**REQUEST**
Search the records that follow and extract every line containing the string "related".

**RECORD LIST**

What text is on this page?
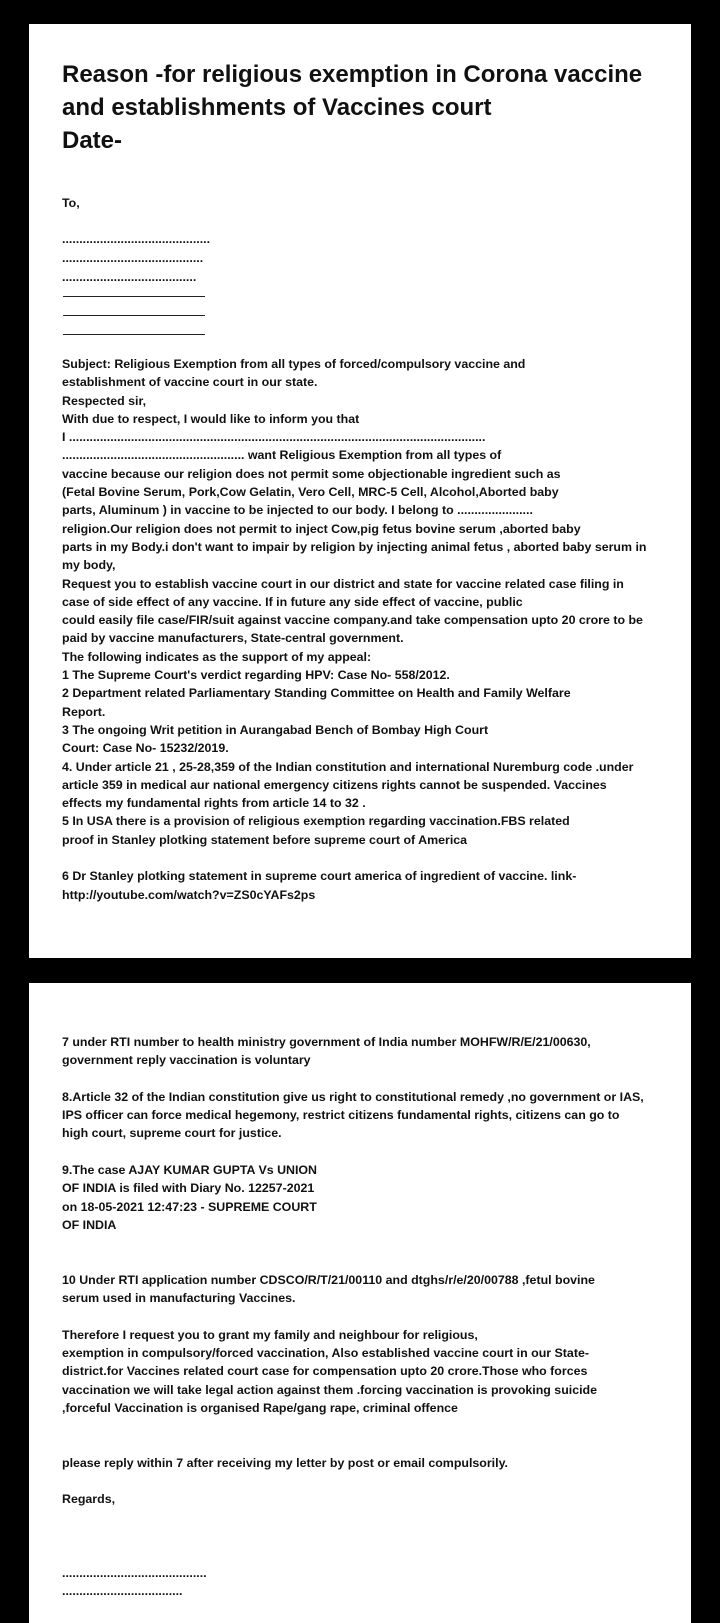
Reason -for religious exemption in Corona vaccine
and establishments of Vaccines court
Date-
To,
...........................................
.........................................
.......................................
Subject: Religious Exemption from all types of forced/compulsory vaccine and
establishment of vaccine court in our state.
Respected sir,
With due to respect, I would like to inform you that
I .........................................................................................................................
..................................................... want Religious Exemption from all types of
vaccine because our religion does not permit some objectionable ingredient such as
(Fetal Bovine Serum, Pork,Cow Gelatin, Vero Cell, MRC-5 Cell, Alcohol,Aborted baby
parts, Aluminum ) in vaccine to be injected to our body. I belong to ......................
religion.Our religion does not permit to inject Cow,pig fetus bovine serum ,aborted baby
parts in my Body.i don't want to impair by religion by injecting animal fetus , aborted baby serum in
my body,
Request you to establish vaccine court in our district and state for vaccine related case filing in
case of side effect of any vaccine. If in future any side effect of vaccine, public
could easily file case/FIR/suit against vaccine company.and take compensation upto 20 crore to be
paid by vaccine manufacturers, State-central government.
The following indicates as the support of my appeal:
1 The Supreme Court's verdict regarding HPV: Case No- 558/2012.
2 Department related Parliamentary Standing Committee on Health and Family Welfare
Report.
3 The ongoing Writ petition in Aurangabad Bench of Bombay High Court
Court: Case No- 15232/2019.
4. Under article 21 , 25-28,359 of the Indian constitution and international Nuremburg code .under
article 359 in medical aur national emergency citizens rights cannot be suspended. Vaccines
effects my fundamental rights from article 14 to 32 .
5 In USA there is a provision of religious exemption regarding vaccination.FBS related
proof in Stanley plotking statement before supreme court of America

6 Dr Stanley plotking statement in supreme court america of ingredient of vaccine. link-
http://youtube.com/watch?v=ZS0cYAFs2ps
7 under RTI number to health ministry government of India number MOHFW/R/E/21/00630,
government reply vaccination is voluntary

8.Article 32 of the Indian constitution give us right to constitutional remedy ,no government or IAS,
IPS officer can force medical hegemony, restrict citizens fundamental rights, citizens can go to
high court, supreme court for justice.

9.The case AJAY KUMAR GUPTA Vs UNION
OF INDIA is filed with Diary No. 12257-2021
on 18-05-2021 12:47:23 - SUPREME COURT
OF INDIA

10 Under RTI application number CDSCO/R/T/21/00110 and dtghs/r/e/20/00788 ,fetul bovine
serum used in manufacturing Vaccines.

Therefore I request you to grant my family and neighbour for religious,
exemption in compulsory/forced vaccination, Also established vaccine court in our State-
district.for Vaccines related court case for compensation upto 20 crore.Those who forces
vaccination we will take legal action against them .forcing vaccination is provoking suicide
,forceful Vaccination is organised Rape/gang rape, criminal offence

please reply within 7 after receiving my letter by post or email compulsorily.

Regards,

..........................................
...................................
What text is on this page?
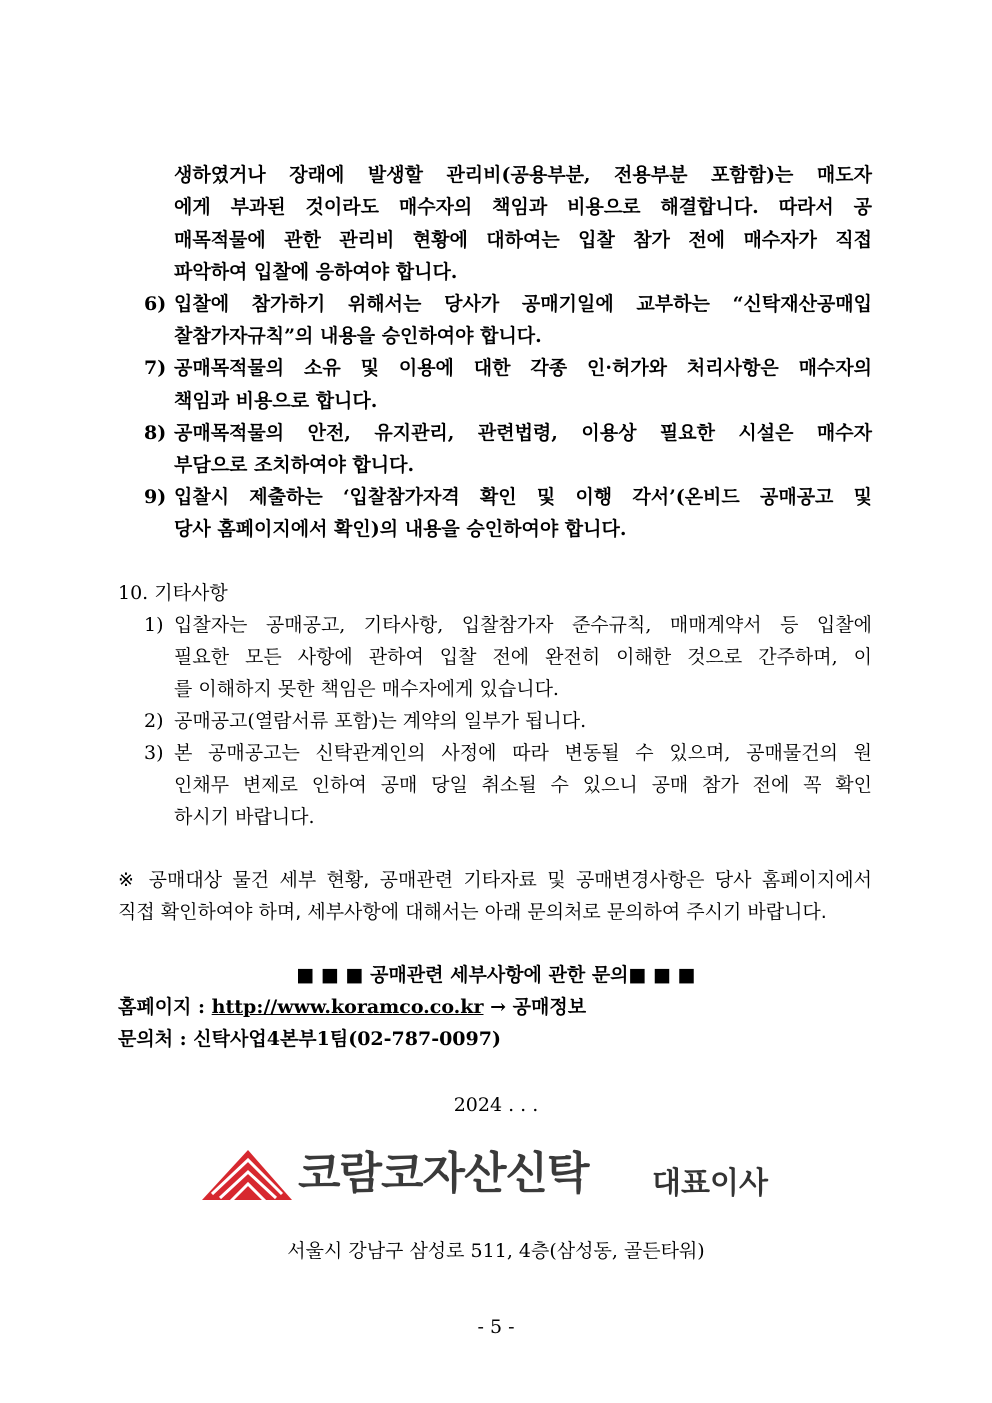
생하였거나 장래에 발생할 관리비(공용부분, 전용부분 포함함)는 매도자
에게 부과된 것이라도 매수자의 책임과 비용으로 해결합니다. 따라서 공
매목적물에 관한 관리비 현황에 대하여는 입찰 참가 전에 매수자가 직접
파악하여 입찰에 응하여야 합니다.
6) 입찰에 참가하기 위해서는 당사가 공매기일에 교부하는 “신탁재산공매입
찰참가자규칙”의 내용을 승인하여야 합니다.
7) 공매목적물의 소유 및 이용에 대한 각종 인·허가와 처리사항은 매수자의
책임과 비용으로 합니다.
8) 공매목적물의 안전, 유지관리, 관련법령, 이용상 필요한 시설은 매수자
부담으로 조치하여야 합니다.
9) 입찰시 제출하는 ‘입찰참가자격 확인 및 이행 각서’(온비드 공매공고 및
당사 홈페이지에서 확인)의 내용을 승인하여야 합니다.
10. 기타사항
1) 입찰자는 공매공고, 기타사항, 입찰참가자 준수규칙, 매매계약서 등 입찰에
필요한 모든 사항에 관하여 입찰 전에 완전히 이해한 것으로 간주하며, 이
를 이해하지 못한 책임은 매수자에게 있습니다.
2) 공매공고(열람서류 포함)는 계약의 일부가 됩니다.
3) 본 공매공고는 신탁관계인의 사정에 따라 변동될 수 있으며, 공매물건의 원
인채무 변제로 인하여 공매 당일 취소될 수 있으니 공매 참가 전에 꼭 확인
하시기 바랍니다.
※ 공매대상 물건 세부 현황, 공매관련 기타자료 및 공매변경사항은 당사 홈페이지에서
직접 확인하여야 하며, 세부사항에 대해서는 아래 문의처로 문의하여 주시기 바랍니다.
■ ■ ■ 공매관련 세부사항에 관한 문의■ ■ ■
홈페이지 : http://www.koramco.co.kr → 공매정보
문의처 : 신탁사업4본부1팀(02-787-0097)
2024 . . .
코람코자산신탁 대표이사
서울시 강남구 삼성로 511, 4층(삼성동, 골든타워)
- 5 -
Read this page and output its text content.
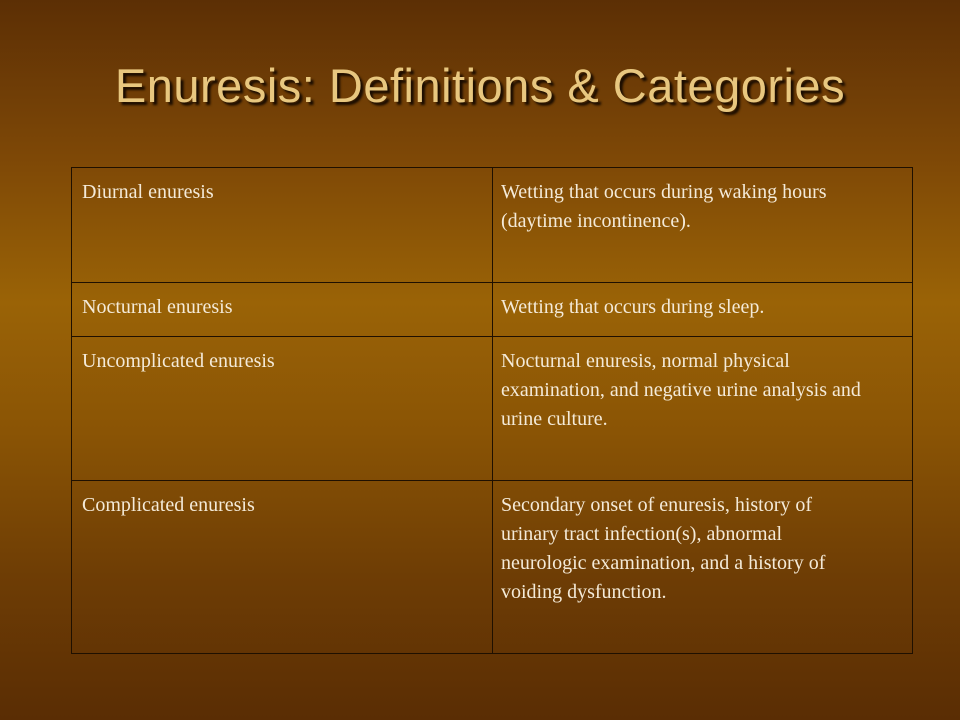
Enuresis: Definitions & Categories
Diurnal enuresis	Wetting that occurs during waking hours (daytime incontinence).
Nocturnal enuresis	Wetting that occurs during sleep.
Uncomplicated enuresis	Nocturnal enuresis, normal physical examination, and negative urine analysis and urine culture.
Complicated enuresis	Secondary onset of enuresis, history of urinary tract infection(s), abnormal neurologic examination, and a history of voiding dysfunction.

**EXPECTED ANSWER**
Request you to establish vaccine court in our district and state for vaccine related case filing in
2 Department related Parliamentary Standing Committee on Health and Family Welfare
5 In USA there is a provision of religious exemption regarding vaccination.FBS related
district.for Vaccines related court case for compensation upto 20 crore.Those who forces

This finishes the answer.